● Material for this task:
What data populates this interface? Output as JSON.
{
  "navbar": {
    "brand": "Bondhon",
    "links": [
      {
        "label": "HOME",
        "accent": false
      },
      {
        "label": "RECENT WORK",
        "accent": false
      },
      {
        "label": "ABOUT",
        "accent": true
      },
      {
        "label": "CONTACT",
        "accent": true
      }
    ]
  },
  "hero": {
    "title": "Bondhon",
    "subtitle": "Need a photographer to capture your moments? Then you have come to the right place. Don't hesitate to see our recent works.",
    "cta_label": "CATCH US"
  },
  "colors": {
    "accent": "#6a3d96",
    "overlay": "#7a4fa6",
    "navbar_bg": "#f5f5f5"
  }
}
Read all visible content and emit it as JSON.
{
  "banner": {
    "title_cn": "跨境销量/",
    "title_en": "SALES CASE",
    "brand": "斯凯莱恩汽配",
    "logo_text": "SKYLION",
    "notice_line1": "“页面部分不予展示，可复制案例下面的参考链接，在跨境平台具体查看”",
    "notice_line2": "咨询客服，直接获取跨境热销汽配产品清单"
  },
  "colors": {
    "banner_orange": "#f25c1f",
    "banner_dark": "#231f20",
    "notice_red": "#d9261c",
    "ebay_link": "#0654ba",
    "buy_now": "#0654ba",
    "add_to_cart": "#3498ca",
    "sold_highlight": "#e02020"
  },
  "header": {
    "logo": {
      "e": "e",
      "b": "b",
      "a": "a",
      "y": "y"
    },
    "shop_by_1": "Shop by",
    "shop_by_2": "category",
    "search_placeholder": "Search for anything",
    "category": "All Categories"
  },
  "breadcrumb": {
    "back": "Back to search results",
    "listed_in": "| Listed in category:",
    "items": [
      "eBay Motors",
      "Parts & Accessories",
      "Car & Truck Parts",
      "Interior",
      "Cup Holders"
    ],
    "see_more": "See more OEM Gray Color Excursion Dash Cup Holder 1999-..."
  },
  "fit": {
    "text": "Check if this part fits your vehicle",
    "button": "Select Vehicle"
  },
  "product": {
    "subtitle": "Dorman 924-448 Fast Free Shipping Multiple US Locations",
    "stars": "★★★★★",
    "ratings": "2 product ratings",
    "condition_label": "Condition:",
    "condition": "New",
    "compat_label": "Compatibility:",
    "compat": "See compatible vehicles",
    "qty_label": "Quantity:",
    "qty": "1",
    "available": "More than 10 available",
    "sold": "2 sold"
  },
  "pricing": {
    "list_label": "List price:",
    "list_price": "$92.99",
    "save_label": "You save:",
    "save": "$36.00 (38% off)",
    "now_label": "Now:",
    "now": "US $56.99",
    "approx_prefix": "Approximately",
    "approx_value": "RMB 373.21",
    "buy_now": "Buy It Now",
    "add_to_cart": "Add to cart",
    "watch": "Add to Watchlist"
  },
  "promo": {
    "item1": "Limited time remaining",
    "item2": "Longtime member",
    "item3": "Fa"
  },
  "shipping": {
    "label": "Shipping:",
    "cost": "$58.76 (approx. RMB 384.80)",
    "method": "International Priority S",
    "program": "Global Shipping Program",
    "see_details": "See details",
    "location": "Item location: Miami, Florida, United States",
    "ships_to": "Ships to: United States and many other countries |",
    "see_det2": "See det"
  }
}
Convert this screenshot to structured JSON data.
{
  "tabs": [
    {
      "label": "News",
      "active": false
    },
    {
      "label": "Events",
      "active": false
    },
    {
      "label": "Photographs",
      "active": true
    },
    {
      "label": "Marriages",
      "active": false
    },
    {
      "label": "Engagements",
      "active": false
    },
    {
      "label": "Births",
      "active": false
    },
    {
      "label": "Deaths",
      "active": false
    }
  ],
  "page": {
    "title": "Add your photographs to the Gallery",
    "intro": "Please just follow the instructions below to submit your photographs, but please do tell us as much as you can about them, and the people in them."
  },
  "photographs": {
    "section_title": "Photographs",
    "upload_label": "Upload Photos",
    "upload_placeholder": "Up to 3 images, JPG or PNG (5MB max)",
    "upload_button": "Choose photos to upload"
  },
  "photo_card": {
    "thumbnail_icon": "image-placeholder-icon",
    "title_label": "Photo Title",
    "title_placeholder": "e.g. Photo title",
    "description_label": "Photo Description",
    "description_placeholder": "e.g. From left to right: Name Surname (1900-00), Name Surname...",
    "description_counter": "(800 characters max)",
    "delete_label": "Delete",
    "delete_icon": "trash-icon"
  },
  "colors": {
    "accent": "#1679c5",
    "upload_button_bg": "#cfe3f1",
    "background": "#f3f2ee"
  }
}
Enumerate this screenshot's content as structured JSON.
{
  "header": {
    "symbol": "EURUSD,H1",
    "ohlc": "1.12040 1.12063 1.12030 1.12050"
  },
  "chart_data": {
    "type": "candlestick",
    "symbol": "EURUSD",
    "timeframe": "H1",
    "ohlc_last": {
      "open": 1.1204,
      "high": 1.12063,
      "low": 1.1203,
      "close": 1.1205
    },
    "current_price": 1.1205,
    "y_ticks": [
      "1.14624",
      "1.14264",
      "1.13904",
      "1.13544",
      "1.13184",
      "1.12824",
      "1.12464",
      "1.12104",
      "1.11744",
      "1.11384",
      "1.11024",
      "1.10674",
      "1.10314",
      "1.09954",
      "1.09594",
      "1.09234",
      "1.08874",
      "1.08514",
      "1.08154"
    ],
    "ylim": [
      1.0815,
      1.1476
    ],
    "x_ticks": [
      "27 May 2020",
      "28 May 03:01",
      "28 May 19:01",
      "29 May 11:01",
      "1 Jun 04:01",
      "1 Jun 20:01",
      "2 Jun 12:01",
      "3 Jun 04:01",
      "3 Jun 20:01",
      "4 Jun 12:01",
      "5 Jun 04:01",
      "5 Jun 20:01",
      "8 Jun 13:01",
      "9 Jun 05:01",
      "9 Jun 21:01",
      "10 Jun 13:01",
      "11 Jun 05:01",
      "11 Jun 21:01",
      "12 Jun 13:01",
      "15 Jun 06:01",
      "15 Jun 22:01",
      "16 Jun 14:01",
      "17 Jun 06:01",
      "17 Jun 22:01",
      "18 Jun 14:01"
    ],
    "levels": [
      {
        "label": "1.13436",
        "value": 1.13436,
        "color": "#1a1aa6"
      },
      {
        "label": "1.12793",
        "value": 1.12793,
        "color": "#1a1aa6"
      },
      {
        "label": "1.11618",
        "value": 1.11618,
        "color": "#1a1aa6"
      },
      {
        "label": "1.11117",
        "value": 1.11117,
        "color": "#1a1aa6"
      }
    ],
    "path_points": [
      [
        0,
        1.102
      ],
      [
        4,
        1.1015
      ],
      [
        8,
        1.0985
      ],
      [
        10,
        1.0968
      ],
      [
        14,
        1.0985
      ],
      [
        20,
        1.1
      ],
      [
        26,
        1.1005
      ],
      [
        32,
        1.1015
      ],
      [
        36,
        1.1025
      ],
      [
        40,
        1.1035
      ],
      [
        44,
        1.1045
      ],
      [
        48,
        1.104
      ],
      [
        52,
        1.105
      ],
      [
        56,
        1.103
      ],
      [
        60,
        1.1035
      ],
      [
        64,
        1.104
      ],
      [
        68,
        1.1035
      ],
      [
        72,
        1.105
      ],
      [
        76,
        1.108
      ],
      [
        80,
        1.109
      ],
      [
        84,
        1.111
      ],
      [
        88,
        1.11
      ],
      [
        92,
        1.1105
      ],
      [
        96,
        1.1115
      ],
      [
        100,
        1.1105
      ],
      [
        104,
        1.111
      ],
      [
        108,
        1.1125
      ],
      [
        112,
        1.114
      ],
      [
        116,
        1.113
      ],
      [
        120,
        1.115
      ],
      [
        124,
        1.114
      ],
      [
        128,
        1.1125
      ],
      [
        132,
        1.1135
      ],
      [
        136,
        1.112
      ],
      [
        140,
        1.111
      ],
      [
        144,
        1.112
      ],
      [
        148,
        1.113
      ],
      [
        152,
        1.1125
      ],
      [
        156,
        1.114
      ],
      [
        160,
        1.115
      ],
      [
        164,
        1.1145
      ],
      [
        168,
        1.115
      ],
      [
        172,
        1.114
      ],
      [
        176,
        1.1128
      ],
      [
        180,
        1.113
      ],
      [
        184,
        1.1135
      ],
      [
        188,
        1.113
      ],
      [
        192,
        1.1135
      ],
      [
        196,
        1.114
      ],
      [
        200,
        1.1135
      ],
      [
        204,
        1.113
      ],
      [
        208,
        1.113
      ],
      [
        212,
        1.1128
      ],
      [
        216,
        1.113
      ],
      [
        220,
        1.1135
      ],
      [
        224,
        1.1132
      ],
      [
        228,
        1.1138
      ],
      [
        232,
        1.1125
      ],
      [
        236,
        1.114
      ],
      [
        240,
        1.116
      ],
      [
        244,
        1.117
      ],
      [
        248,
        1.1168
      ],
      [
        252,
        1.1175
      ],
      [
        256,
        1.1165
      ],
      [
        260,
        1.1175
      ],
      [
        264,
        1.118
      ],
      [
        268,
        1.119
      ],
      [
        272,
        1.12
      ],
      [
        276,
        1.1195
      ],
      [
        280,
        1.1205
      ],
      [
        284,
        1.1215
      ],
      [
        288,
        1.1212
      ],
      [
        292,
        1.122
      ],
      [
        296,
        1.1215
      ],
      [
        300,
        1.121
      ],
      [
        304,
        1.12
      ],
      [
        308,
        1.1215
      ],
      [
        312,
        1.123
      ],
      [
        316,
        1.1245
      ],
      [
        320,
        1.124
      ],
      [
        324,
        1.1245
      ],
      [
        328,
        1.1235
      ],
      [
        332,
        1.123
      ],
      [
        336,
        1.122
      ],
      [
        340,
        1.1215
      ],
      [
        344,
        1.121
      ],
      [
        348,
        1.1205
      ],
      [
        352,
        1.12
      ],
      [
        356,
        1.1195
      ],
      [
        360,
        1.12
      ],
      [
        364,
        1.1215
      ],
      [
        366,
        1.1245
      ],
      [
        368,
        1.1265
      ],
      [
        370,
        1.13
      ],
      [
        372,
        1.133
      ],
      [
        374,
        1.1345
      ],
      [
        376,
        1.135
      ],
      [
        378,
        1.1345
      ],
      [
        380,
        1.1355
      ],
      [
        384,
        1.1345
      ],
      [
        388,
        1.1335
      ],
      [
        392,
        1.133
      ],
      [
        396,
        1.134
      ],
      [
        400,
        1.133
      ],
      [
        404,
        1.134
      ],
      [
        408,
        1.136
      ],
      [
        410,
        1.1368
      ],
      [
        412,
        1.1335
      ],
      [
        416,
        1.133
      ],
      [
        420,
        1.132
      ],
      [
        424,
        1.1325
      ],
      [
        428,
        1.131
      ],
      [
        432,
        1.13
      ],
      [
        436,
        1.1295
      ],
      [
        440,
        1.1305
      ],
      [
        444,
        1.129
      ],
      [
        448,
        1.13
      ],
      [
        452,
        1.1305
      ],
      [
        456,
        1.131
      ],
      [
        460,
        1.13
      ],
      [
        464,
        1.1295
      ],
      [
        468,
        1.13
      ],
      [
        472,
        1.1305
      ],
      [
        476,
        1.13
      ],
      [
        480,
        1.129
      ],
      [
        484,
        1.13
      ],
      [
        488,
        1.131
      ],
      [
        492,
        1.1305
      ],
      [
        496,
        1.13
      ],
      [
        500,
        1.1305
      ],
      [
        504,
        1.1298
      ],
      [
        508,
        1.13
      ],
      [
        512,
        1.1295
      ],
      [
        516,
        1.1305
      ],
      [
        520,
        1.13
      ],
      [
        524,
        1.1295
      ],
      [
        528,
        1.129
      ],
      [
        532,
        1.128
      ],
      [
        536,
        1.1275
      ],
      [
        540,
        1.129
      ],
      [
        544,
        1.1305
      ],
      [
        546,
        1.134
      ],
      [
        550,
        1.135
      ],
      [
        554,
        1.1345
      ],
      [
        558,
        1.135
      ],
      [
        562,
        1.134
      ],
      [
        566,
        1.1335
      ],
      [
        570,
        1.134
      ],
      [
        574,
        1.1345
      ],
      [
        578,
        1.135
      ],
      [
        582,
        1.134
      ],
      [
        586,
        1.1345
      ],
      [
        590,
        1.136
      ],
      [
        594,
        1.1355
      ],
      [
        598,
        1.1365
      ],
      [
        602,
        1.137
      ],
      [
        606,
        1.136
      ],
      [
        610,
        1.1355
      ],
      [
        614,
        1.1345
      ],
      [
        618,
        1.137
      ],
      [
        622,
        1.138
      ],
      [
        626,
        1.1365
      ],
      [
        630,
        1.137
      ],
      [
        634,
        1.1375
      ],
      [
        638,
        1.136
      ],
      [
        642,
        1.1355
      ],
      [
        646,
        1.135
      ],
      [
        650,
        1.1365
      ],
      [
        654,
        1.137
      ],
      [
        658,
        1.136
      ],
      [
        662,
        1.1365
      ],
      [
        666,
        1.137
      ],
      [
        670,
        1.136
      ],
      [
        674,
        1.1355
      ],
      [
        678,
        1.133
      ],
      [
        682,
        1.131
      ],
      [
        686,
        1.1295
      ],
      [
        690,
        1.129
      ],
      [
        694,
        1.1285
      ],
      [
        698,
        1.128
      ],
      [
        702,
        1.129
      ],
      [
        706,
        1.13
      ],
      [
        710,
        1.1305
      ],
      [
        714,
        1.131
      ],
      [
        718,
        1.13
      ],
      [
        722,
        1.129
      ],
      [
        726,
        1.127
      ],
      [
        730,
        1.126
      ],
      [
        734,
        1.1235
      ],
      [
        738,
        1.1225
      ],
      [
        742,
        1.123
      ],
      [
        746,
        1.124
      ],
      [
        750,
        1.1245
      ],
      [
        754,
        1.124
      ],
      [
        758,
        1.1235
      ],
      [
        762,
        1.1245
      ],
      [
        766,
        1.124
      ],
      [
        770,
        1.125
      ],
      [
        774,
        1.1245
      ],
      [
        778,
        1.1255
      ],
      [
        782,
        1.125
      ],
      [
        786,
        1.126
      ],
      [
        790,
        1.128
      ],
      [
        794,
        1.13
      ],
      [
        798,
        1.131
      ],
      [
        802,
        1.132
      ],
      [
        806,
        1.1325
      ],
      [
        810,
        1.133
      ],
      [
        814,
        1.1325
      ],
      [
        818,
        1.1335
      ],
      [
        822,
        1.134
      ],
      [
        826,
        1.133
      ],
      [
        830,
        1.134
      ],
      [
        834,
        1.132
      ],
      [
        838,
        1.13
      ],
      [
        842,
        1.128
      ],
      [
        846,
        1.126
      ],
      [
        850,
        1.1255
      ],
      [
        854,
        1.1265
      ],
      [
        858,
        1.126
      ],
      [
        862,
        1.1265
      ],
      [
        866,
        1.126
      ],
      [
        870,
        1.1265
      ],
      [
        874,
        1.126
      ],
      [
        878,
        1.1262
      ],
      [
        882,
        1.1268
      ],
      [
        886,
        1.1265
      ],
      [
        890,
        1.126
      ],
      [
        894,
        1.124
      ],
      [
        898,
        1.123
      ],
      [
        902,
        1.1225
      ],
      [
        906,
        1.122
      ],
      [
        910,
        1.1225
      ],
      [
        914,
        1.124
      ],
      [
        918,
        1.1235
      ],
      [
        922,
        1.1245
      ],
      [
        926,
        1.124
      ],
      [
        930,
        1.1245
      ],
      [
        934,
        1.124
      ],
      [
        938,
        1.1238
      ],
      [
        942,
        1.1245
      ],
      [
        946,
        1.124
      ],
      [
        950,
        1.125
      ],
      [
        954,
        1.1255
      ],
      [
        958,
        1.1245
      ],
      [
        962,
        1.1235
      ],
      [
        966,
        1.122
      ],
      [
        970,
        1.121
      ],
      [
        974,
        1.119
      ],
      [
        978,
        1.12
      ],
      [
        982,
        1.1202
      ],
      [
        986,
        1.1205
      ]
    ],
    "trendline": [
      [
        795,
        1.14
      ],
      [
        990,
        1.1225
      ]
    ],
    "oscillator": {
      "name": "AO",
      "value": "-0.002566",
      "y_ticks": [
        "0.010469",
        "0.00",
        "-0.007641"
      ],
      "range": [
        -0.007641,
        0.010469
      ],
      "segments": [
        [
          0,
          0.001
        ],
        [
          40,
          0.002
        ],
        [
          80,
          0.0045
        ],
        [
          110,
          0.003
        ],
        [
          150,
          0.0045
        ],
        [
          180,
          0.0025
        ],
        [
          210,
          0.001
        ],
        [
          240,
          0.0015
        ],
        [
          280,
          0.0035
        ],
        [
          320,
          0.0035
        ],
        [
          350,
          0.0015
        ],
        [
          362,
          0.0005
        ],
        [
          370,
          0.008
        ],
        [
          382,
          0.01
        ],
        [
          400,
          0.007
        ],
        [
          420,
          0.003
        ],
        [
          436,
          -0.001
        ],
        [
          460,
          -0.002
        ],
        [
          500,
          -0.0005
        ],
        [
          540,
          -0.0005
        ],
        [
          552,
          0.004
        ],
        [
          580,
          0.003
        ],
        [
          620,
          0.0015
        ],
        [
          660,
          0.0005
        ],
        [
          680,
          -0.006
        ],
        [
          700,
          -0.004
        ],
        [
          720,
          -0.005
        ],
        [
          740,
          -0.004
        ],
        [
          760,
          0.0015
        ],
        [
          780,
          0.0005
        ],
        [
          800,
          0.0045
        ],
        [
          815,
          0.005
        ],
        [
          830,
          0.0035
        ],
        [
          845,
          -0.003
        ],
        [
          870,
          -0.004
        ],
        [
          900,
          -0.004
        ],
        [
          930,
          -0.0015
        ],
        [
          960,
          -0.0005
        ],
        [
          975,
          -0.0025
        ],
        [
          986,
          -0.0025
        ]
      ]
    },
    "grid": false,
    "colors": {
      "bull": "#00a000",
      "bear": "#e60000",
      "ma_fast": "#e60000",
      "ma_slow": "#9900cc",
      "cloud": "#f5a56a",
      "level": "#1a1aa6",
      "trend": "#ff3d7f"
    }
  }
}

● Aim:
What is the number of lines in the data that hold the word "JSON"? Reply with that number and nothing else.

● Result for this task:
4